EXERCISE OBJECTIVE: Go through the data below. Pull out every line that has the word "standard".
-- Begin ENTRIES SUPPLIED --
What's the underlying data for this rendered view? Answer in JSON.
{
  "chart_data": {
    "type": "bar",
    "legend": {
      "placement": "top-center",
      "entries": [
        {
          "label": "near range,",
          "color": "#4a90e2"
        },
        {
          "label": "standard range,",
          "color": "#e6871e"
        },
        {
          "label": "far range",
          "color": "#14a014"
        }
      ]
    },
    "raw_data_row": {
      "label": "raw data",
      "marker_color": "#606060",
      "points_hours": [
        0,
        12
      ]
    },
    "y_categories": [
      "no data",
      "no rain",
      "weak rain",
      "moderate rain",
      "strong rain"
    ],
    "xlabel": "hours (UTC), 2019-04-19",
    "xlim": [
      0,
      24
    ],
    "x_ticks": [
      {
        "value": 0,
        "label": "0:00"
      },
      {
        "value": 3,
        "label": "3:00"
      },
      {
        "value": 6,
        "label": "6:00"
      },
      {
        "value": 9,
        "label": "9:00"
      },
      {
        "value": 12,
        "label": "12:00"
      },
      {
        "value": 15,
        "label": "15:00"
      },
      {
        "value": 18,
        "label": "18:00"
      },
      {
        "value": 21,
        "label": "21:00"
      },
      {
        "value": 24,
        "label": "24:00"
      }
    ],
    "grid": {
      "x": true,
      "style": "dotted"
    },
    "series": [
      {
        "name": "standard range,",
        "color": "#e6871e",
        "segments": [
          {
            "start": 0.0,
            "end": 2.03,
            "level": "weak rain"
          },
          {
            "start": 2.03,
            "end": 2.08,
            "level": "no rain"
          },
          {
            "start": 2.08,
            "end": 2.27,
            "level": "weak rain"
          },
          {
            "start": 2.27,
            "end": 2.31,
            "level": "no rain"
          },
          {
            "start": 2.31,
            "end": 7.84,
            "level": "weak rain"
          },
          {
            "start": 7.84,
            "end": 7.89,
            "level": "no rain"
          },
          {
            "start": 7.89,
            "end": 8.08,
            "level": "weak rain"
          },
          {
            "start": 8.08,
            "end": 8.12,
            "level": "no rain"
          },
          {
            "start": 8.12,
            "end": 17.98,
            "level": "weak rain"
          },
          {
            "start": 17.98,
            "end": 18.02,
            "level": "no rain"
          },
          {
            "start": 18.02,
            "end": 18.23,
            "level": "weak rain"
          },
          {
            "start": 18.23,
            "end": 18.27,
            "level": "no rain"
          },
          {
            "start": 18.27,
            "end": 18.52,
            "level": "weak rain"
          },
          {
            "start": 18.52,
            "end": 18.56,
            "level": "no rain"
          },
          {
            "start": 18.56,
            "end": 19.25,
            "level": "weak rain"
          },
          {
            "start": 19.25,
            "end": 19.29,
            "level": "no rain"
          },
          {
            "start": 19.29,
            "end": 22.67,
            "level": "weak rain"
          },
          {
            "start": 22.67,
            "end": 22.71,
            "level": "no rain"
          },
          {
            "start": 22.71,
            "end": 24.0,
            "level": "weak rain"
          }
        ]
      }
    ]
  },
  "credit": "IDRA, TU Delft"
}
-- End ENTRIES SUPPLIED --
WRITTEN ANSWER:
          "label": "standard range,",
        "name": "standard range,",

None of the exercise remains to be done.